EXERCISE GOAL ->
Which lines hold the word "homme"? Copy each one.

RECORDS SUPPLIED ->
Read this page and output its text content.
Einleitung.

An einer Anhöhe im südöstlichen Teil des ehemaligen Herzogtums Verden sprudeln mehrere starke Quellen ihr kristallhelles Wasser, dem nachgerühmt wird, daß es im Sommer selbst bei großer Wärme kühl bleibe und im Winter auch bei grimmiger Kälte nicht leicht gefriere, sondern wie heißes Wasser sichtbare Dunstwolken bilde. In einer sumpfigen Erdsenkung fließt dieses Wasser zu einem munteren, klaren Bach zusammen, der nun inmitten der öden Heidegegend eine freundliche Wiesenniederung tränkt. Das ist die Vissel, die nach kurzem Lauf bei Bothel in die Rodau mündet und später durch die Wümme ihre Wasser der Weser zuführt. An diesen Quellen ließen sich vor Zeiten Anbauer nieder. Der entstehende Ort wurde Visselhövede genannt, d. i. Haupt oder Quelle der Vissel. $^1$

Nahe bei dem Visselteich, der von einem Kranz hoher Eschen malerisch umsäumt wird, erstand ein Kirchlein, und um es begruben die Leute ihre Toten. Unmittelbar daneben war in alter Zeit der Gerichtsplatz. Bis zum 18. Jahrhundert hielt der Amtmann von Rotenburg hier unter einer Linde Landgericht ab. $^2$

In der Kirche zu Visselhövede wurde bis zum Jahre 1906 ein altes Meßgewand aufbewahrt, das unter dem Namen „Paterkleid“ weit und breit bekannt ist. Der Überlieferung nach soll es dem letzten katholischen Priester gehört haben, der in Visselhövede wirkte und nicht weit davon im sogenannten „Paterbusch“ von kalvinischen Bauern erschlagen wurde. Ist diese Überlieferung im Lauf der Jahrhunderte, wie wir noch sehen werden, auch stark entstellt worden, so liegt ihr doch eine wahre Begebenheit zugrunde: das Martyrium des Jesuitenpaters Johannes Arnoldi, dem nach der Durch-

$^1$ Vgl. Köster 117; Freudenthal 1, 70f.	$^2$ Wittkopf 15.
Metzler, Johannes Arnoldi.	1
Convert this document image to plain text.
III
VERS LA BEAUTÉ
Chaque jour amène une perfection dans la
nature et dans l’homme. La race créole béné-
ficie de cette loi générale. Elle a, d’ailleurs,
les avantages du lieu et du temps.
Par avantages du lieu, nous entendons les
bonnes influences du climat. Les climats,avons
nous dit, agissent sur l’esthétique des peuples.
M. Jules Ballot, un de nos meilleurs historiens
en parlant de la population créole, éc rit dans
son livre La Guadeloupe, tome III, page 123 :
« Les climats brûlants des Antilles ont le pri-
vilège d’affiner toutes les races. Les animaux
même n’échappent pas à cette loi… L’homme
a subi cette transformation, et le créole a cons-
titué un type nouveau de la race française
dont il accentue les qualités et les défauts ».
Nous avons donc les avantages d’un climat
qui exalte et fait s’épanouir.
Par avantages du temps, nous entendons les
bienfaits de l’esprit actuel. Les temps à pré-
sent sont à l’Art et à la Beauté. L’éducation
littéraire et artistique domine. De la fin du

EXERCISE ANSWER ->
nature et dans l’homme. La race créole béné-
même n’échappent pas à cette loi… L’homme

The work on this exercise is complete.